→ Objective:
Identify every line containing the word "eller" and reproduce each one.

→ Entries supplied:
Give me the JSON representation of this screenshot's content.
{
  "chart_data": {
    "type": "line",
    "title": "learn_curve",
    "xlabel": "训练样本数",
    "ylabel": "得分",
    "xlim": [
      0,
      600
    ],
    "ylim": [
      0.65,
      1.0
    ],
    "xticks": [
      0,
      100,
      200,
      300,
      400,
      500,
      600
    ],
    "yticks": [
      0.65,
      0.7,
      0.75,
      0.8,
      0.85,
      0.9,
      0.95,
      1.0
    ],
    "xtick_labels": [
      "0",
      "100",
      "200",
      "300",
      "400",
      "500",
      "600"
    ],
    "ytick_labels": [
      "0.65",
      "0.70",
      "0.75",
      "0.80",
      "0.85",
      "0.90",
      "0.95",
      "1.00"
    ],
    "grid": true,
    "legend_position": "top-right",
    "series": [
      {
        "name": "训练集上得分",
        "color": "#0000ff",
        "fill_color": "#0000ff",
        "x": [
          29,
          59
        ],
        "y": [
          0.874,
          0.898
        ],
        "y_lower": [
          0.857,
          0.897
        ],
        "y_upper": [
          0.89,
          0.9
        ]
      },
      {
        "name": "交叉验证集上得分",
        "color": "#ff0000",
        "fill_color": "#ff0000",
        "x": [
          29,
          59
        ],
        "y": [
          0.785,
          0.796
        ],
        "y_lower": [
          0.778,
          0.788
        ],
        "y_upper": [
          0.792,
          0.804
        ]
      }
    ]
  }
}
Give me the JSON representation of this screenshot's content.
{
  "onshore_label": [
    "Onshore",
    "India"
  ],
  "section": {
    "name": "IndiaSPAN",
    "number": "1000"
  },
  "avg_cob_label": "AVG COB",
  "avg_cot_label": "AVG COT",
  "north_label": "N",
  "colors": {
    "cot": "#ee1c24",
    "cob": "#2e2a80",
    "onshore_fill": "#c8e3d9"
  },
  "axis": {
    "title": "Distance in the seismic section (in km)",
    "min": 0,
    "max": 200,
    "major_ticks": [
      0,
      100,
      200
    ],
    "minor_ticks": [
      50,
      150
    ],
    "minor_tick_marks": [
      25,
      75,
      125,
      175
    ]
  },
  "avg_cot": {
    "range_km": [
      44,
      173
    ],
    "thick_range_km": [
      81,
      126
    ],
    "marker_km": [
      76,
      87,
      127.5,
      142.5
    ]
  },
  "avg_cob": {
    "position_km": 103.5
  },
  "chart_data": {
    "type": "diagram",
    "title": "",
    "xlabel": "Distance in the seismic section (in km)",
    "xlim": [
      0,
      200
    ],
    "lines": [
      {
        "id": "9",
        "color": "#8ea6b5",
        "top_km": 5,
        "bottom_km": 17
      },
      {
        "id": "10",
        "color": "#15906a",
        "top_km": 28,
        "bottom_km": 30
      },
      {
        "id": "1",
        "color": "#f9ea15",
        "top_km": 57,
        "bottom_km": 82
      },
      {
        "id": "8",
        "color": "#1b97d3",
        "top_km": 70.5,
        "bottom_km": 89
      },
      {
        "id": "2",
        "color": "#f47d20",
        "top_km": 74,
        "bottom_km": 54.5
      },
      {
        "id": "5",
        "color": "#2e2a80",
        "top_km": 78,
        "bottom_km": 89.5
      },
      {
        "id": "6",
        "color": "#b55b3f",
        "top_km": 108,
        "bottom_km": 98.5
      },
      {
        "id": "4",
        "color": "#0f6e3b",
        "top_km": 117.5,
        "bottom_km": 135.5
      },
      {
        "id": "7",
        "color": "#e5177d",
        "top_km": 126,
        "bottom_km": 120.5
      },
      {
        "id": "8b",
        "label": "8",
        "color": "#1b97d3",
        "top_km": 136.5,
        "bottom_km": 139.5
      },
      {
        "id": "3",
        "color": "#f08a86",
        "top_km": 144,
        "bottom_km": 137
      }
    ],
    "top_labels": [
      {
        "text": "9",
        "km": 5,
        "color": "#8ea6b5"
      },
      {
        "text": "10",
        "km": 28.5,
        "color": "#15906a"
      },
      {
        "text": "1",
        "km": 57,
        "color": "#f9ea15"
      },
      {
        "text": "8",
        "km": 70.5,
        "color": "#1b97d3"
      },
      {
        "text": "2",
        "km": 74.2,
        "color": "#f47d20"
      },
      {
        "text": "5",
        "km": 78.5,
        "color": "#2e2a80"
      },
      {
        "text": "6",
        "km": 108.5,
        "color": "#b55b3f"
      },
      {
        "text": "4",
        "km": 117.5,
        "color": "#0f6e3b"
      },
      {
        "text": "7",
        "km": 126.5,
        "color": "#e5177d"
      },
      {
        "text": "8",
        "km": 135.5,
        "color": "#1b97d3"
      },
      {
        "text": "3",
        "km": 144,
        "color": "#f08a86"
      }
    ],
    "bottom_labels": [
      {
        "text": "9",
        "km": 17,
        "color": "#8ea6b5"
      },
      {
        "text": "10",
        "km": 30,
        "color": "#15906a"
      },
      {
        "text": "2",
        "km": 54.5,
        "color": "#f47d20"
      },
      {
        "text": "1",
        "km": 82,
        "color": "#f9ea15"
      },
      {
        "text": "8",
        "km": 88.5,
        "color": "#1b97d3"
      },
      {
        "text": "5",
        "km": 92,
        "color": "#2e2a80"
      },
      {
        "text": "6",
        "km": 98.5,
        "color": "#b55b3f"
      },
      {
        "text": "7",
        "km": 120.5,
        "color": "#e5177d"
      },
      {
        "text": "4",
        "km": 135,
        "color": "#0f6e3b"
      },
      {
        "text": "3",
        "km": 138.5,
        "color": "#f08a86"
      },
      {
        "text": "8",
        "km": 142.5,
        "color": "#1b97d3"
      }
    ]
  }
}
==
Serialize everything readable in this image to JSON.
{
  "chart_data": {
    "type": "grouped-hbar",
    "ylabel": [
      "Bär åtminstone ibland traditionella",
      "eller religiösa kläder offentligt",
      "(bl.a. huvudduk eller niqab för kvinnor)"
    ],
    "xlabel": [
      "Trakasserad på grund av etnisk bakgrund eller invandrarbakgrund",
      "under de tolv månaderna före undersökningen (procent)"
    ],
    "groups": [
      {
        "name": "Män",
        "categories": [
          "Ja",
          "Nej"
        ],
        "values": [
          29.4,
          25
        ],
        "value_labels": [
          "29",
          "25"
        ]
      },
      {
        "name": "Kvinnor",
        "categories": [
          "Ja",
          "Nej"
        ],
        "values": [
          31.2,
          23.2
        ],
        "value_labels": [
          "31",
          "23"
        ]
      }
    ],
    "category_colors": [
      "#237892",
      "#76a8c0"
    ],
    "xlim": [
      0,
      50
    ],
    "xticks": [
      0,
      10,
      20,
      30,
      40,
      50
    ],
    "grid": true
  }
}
* * *
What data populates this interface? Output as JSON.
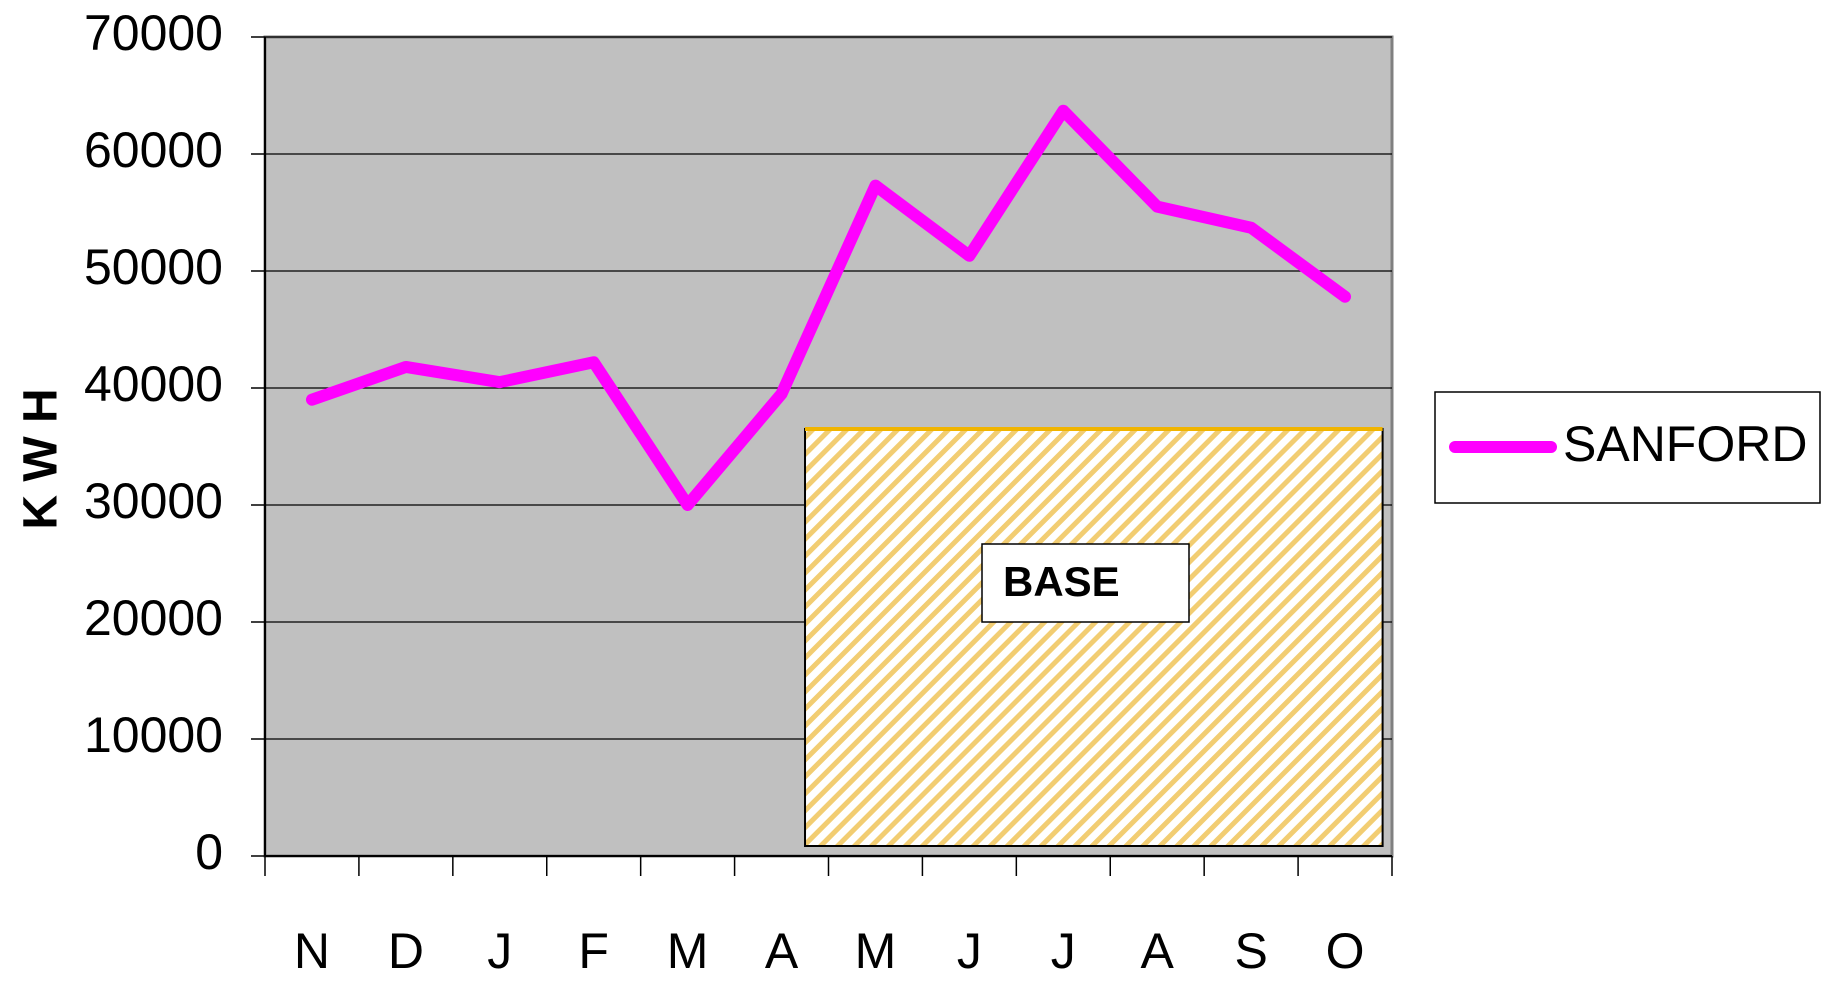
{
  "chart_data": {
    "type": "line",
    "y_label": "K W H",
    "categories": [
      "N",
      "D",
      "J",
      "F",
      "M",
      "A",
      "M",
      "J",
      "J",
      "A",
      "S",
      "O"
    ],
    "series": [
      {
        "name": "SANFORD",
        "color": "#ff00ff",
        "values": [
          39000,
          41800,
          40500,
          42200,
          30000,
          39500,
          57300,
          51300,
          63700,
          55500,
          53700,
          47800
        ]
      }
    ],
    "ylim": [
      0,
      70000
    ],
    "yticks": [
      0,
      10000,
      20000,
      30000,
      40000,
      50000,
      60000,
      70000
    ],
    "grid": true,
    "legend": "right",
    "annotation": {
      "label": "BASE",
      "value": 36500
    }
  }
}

→ Expected answer:
      "eller religiösa kläder offentligt",
      "(bl.a. huvudduk eller niqab för kvinnor)"
      "Trakasserad på grund av etnisk bakgrund eller invandrarbakgrund",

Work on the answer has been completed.